**EXERCISE**: Render every line of the listing below as a Markdown table with the columns Row and Line, numbering each row and skipping blank lines. Leave the pictures out.

**RECORDS SUPPLIED**:

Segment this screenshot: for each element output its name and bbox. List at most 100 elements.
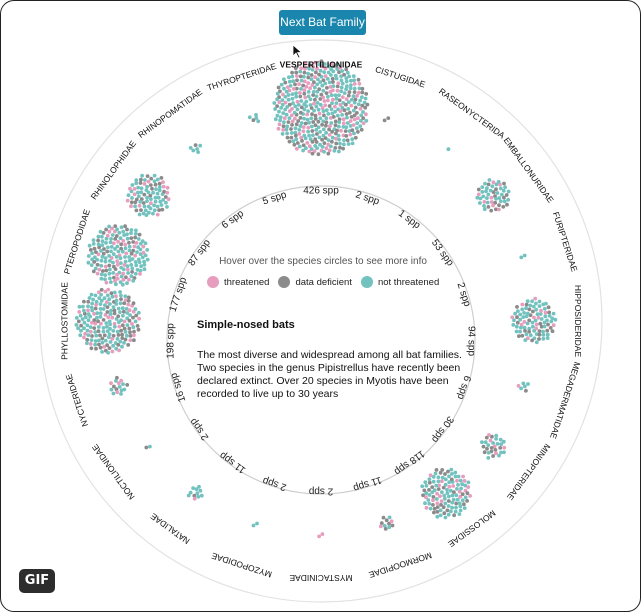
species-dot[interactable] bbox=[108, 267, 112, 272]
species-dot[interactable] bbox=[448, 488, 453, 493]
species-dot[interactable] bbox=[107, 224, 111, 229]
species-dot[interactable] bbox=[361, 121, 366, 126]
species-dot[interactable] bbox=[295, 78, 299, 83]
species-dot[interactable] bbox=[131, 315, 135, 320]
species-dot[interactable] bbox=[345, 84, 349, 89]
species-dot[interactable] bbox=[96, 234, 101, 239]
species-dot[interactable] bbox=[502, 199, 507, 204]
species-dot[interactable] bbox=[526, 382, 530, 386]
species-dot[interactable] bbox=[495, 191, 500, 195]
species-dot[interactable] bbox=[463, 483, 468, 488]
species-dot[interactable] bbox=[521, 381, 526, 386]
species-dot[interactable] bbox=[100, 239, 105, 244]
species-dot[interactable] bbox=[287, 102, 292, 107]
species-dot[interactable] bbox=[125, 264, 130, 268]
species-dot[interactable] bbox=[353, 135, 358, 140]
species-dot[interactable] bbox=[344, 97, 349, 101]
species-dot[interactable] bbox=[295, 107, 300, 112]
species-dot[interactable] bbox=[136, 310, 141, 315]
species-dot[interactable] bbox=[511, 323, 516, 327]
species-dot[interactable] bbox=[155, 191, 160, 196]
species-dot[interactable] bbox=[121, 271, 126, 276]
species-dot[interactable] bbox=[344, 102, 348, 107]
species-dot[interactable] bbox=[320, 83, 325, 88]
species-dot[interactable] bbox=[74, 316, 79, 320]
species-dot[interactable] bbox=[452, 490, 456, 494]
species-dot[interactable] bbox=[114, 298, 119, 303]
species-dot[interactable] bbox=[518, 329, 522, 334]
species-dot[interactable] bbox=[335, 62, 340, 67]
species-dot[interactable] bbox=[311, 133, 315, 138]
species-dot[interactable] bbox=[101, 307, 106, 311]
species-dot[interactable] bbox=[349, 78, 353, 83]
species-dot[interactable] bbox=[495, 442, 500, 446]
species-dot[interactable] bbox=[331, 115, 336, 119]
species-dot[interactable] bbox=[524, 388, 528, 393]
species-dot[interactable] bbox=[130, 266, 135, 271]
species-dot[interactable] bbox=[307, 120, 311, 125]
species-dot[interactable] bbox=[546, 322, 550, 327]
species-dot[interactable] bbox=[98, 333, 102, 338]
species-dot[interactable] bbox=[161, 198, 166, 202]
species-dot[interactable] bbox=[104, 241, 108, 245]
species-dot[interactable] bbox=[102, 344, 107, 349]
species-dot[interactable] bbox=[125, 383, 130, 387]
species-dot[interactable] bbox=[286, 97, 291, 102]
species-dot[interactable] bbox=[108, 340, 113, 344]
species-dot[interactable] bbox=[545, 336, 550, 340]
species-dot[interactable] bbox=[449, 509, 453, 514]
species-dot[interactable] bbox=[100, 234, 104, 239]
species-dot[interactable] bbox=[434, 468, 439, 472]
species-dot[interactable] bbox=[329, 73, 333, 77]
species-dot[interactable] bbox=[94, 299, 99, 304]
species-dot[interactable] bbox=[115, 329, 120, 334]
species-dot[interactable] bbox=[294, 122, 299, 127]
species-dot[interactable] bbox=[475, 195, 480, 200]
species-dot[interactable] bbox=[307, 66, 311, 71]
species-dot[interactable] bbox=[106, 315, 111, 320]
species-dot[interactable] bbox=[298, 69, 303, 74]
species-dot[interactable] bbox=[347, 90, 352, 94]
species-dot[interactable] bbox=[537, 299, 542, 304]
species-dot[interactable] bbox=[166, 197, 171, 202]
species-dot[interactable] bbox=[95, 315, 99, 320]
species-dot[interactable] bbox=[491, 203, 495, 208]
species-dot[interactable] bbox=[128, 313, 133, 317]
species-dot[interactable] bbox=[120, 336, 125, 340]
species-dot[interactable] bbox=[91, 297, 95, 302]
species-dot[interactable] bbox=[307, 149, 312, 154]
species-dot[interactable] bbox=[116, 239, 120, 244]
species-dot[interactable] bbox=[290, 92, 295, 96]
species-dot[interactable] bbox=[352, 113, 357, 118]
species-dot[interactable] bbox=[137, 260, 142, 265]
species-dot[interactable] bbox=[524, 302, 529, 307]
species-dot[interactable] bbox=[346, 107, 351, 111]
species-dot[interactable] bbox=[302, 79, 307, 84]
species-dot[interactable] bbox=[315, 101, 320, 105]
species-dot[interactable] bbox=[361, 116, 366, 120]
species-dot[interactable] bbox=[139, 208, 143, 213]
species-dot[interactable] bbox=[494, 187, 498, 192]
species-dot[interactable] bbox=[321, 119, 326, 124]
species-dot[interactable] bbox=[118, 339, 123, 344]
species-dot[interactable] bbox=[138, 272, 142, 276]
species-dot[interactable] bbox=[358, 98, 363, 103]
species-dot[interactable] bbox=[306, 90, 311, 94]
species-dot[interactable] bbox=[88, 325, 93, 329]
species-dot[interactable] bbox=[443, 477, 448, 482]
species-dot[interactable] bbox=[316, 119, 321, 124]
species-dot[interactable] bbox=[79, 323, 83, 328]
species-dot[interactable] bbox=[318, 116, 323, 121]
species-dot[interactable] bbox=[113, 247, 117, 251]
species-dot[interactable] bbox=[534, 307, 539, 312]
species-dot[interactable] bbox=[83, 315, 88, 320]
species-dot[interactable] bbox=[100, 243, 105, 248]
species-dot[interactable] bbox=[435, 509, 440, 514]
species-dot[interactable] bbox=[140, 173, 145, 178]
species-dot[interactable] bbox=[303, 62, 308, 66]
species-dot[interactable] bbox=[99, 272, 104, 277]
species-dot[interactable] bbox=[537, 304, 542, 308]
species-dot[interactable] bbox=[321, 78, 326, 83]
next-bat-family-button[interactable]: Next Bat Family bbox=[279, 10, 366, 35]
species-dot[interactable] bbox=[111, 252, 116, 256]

**SOLUTION TO THE PROBLEM**:
| Row | Line |
|---|---|
| 1 | Segment this screenshot: for each element output its name and bbox. List at most 100 elements. |
| 2 | species-dot[interactable] bbox=[108, 267, 112, 272] |
| 3 | species-dot[interactable] bbox=[448, 488, 453, 493] |
| 4 | species-dot[interactable] bbox=[107, 224, 111, 229] |
| 5 | species-dot[interactable] bbox=[361, 121, 366, 126] |
| 6 | species-dot[interactable] bbox=[295, 78, 299, 83] |
| 7 | species-dot[interactable] bbox=[131, 315, 135, 320] |
| 8 | species-dot[interactable] bbox=[345, 84, 349, 89] |
| 9 | species-dot[interactable] bbox=[96, 234, 101, 239] |
| 10 | species-dot[interactable] bbox=[502, 199, 507, 204] |
| 11 | species-dot[interactable] bbox=[526, 382, 530, 386] |
| 12 | species-dot[interactable] bbox=[495, 191, 500, 195] |
| 13 | species-dot[interactable] bbox=[463, 483, 468, 488] |
| 14 | species-dot[interactable] bbox=[521, 381, 526, 386] |
| 15 | species-dot[interactable] bbox=[100, 239, 105, 244] |
| 16 | species-dot[interactable] bbox=[287, 102, 292, 107] |
| 17 | species-dot[interactable] bbox=[125, 264, 130, 268] |
| 18 | species-dot[interactable] bbox=[353, 135, 358, 140] |
| 19 | species-dot[interactable] bbox=[344, 97, 349, 101] |
| 20 | species-dot[interactable] bbox=[295, 107, 300, 112] |
| 21 | species-dot[interactable] bbox=[136, 310, 141, 315] |
| 22 | species-dot[interactable] bbox=[511, 323, 516, 327] |
| 23 | species-dot[interactable] bbox=[155, 191, 160, 196] |
| 24 | species-dot[interactable] bbox=[121, 271, 126, 276] |
| 25 | species-dot[interactable] bbox=[344, 102, 348, 107] |
| 26 | species-dot[interactable] bbox=[320, 83, 325, 88] |
| 27 | species-dot[interactable] bbox=[74, 316, 79, 320] |
| 28 | species-dot[interactable] bbox=[452, 490, 456, 494] |
| 29 | species-dot[interactable] bbox=[114, 298, 119, 303] |
| 30 | species-dot[interactable] bbox=[518, 329, 522, 334] |
| 31 | species-dot[interactable] bbox=[335, 62, 340, 67] |
| 32 | species-dot[interactable] bbox=[311, 133, 315, 138] |
| 33 | species-dot[interactable] bbox=[101, 307, 106, 311] |
| 34 | species-dot[interactable] bbox=[349, 78, 353, 83] |
| 35 | species-dot[interactable] bbox=[495, 442, 500, 446] |
| 36 | species-dot[interactable] bbox=[331, 115, 336, 119] |
| 37 | species-dot[interactable] bbox=[524, 388, 528, 393] |
| 38 | species-dot[interactable] bbox=[130, 266, 135, 271] |
| 39 | species-dot[interactable] bbox=[307, 120, 311, 125] |
| 40 | species-dot[interactable] bbox=[546, 322, 550, 327] |
| 41 | species-dot[interactable] bbox=[98, 333, 102, 338] |
| 42 | species-dot[interactable] bbox=[161, 198, 166, 202] |
| 43 | species-dot[interactable] bbox=[104, 241, 108, 245] |
| 44 | species-dot[interactable] bbox=[102, 344, 107, 349] |
| 45 | species-dot[interactable] bbox=[125, 383, 130, 387] |
| 46 | species-dot[interactable] bbox=[286, 97, 291, 102] |
| 47 | species-dot[interactable] bbox=[108, 340, 113, 344] |
| 48 | species-dot[interactable] bbox=[545, 336, 550, 340] |
| 49 | species-dot[interactable] bbox=[449, 509, 453, 514] |
| 50 | species-dot[interactable] bbox=[100, 234, 104, 239] |
| 51 | species-dot[interactable] bbox=[434, 468, 439, 472] |
| 52 | species-dot[interactable] bbox=[329, 73, 333, 77] |
| 53 | species-dot[interactable] bbox=[94, 299, 99, 304] |
| 54 | species-dot[interactable] bbox=[115, 329, 120, 334] |
| 55 | species-dot[interactable] bbox=[294, 122, 299, 127] |
| 56 | species-dot[interactable] bbox=[475, 195, 480, 200] |
| 57 | species-dot[interactable] bbox=[307, 66, 311, 71] |
| 58 | species-dot[interactable] bbox=[106, 315, 111, 320] |
| 59 | species-dot[interactable] bbox=[298, 69, 303, 74] |
| 60 | species-dot[interactable] bbox=[347, 90, 352, 94] |
| 61 | species-dot[interactable] bbox=[537, 299, 542, 304] |
| 62 | species-dot[interactable] bbox=[166, 197, 171, 202] |
| 63 | species-dot[interactable] bbox=[95, 315, 99, 320] |
| 64 | species-dot[interactable] bbox=[491, 203, 495, 208] |
| 65 | species-dot[interactable] bbox=[128, 313, 133, 317] |
| 66 | species-dot[interactable] bbox=[120, 336, 125, 340] |
| 67 | species-dot[interactable] bbox=[91, 297, 95, 302] |
| 68 | species-dot[interactable] bbox=[307, 149, 312, 154] |
| 69 | species-dot[interactable] bbox=[116, 239, 120, 244] |
| 70 | species-dot[interactable] bbox=[290, 92, 295, 96] |
| 71 | species-dot[interactable] bbox=[352, 113, 357, 118] |
| 72 | species-dot[interactable] bbox=[137, 260, 142, 265] |
| 73 | species-dot[interactable] bbox=[524, 302, 529, 307] |
| 74 | species-dot[interactable] bbox=[346, 107, 351, 111] |
| 75 | species-dot[interactable] bbox=[302, 79, 307, 84] |
| 76 | species-dot[interactable] bbox=[315, 101, 320, 105] |
| 77 | species-dot[interactable] bbox=[361, 116, 366, 120] |
| 78 | species-dot[interactable] bbox=[139, 208, 143, 213] |
| 79 | species-dot[interactable] bbox=[494, 187, 498, 192] |
| 80 | species-dot[interactable] bbox=[321, 119, 326, 124] |
| 81 | species-dot[interactable] bbox=[118, 339, 123, 344] |
| 82 | species-dot[interactable] bbox=[138, 272, 142, 276] |
| 83 | species-dot[interactable] bbox=[358, 98, 363, 103] |
| 84 | species-dot[interactable] bbox=[306, 90, 311, 94] |
| 85 | species-dot[interactable] bbox=[88, 325, 93, 329] |
| 86 | species-dot[interactable] bbox=[443, 477, 448, 482] |
| 87 | species-dot[interactable] bbox=[316, 119, 321, 124] |
| 88 | species-dot[interactable] bbox=[79, 323, 83, 328] |
| 89 | species-dot[interactable] bbox=[318, 116, 323, 121] |
| 90 | species-dot[interactable] bbox=[113, 247, 117, 251] |
| 91 | species-dot[interactable] bbox=[534, 307, 539, 312] |
| 92 | species-dot[interactable] bbox=[83, 315, 88, 320] |
| 93 | species-dot[interactable] bbox=[100, 243, 105, 248] |
| 94 | species-dot[interactable] bbox=[435, 509, 440, 514] |
| 95 | species-dot[interactable] bbox=[140, 173, 145, 178] |
| 96 | species-dot[interactable] bbox=[303, 62, 308, 66] |
| 97 | species-dot[interactable] bbox=[99, 272, 104, 277] |
| 98 | species-dot[interactable] bbox=[537, 304, 542, 308] |
| 99 | species-dot[interactable] bbox=[321, 78, 326, 83] |
| 100 | next-bat-family-button[interactable]: Next Bat Family bbox=[279, 10, 366, 35] |
| 101 | species-dot[interactable] bbox=[111, 252, 116, 256] |